■ WORK INSTRUCTIONS: Type out the complete listing below word for word, without its pictures.

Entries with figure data
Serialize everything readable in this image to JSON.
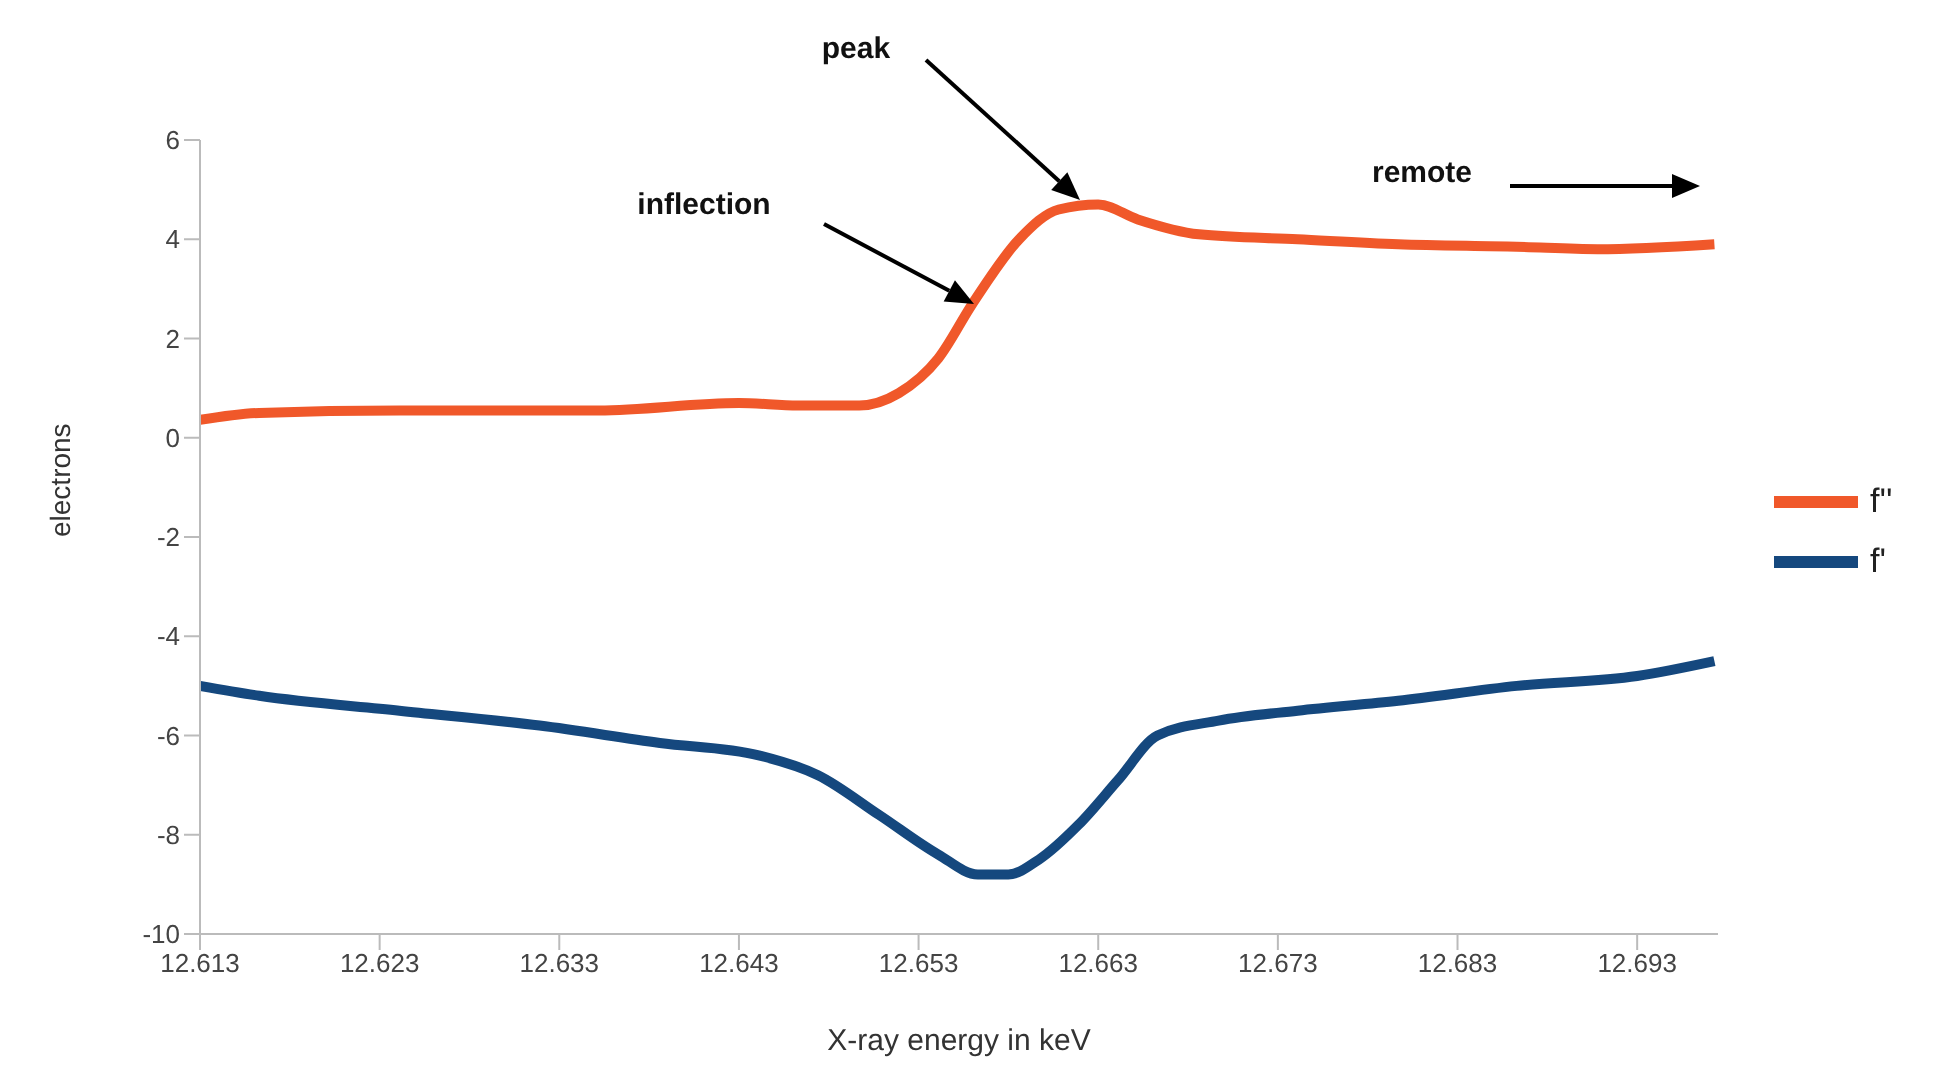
{
  "chart_data": {
    "type": "line",
    "xlabel": "X-ray energy in keV",
    "ylabel": "electrons",
    "xlim": [
      12.613,
      12.6975
    ],
    "xticks": [
      12.613,
      12.623,
      12.633,
      12.643,
      12.653,
      12.663,
      12.673,
      12.683,
      12.693
    ],
    "ylim": [
      -10,
      6
    ],
    "yticks": [
      -10,
      -8,
      -6,
      -4,
      -2,
      0,
      2,
      4,
      6
    ],
    "grid": false,
    "legend": "right",
    "marker": "none",
    "line_style": "solid",
    "annotations": [
      "inflection",
      "peak",
      "remote"
    ],
    "series": [
      {
        "name": "f''",
        "color": "#f0582a",
        "x": [
          12.613,
          12.6163,
          12.6241,
          12.6352,
          12.643,
          12.6463,
          12.6497,
          12.6519,
          12.6541,
          12.656,
          12.6586,
          12.6608,
          12.663,
          12.6652,
          12.6686,
          12.6741,
          12.6797,
          12.6863,
          12.6908,
          12.6973
        ],
        "values": [
          0.36,
          0.5,
          0.55,
          0.55,
          0.7,
          0.65,
          0.65,
          0.9,
          1.6,
          2.7,
          4.0,
          4.6,
          4.7,
          4.4,
          4.1,
          4.0,
          3.9,
          3.85,
          3.8,
          3.9
        ]
      },
      {
        "name": "f'",
        "color": "#15487e",
        "x": [
          12.613,
          12.6163,
          12.6241,
          12.6319,
          12.6386,
          12.6441,
          12.6474,
          12.6508,
          12.6541,
          12.6563,
          12.658,
          12.6597,
          12.6619,
          12.6641,
          12.6663,
          12.6697,
          12.6741,
          12.6797,
          12.6863,
          12.693,
          12.6973
        ],
        "values": [
          -5.0,
          -5.2,
          -5.5,
          -5.8,
          -6.15,
          -6.4,
          -6.8,
          -7.6,
          -8.4,
          -8.8,
          -8.8,
          -8.5,
          -7.8,
          -6.9,
          -6.0,
          -5.7,
          -5.5,
          -5.3,
          -5.0,
          -4.8,
          -4.5
        ]
      }
    ]
  }
}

■ FULL OUTPUT:
Serialize everything readable in this image to JSON.
{
  "chart_data": {
    "type": "line",
    "xlabel": "X-ray energy in keV",
    "ylabel": "electrons",
    "xlim": [
      12.613,
      12.6975
    ],
    "xticks": [
      12.613,
      12.623,
      12.633,
      12.643,
      12.653,
      12.663,
      12.673,
      12.683,
      12.693
    ],
    "ylim": [
      -10,
      6
    ],
    "yticks": [
      -10,
      -8,
      -6,
      -4,
      -2,
      0,
      2,
      4,
      6
    ],
    "grid": false,
    "legend": "right",
    "marker": "none",
    "line_style": "solid",
    "annotations": [
      "inflection",
      "peak",
      "remote"
    ],
    "series": [
      {
        "name": "f''",
        "color": "#f0582a",
        "x": [
          12.613,
          12.6163,
          12.6241,
          12.6352,
          12.643,
          12.6463,
          12.6497,
          12.6519,
          12.6541,
          12.656,
          12.6586,
          12.6608,
          12.663,
          12.6652,
          12.6686,
          12.6741,
          12.6797,
          12.6863,
          12.6908,
          12.6973
        ],
        "values": [
          0.36,
          0.5,
          0.55,
          0.55,
          0.7,
          0.65,
          0.65,
          0.9,
          1.6,
          2.7,
          4.0,
          4.6,
          4.7,
          4.4,
          4.1,
          4.0,
          3.9,
          3.85,
          3.8,
          3.9
        ]
      },
      {
        "name": "f'",
        "color": "#15487e",
        "x": [
          12.613,
          12.6163,
          12.6241,
          12.6319,
          12.6386,
          12.6441,
          12.6474,
          12.6508,
          12.6541,
          12.6563,
          12.658,
          12.6597,
          12.6619,
          12.6641,
          12.6663,
          12.6697,
          12.6741,
          12.6797,
          12.6863,
          12.693,
          12.6973
        ],
        "values": [
          -5.0,
          -5.2,
          -5.5,
          -5.8,
          -6.15,
          -6.4,
          -6.8,
          -7.6,
          -8.4,
          -8.8,
          -8.8,
          -8.5,
          -7.8,
          -6.9,
          -6.0,
          -5.7,
          -5.5,
          -5.3,
          -5.0,
          -4.8,
          -4.5
        ]
      }
    ]
  }
}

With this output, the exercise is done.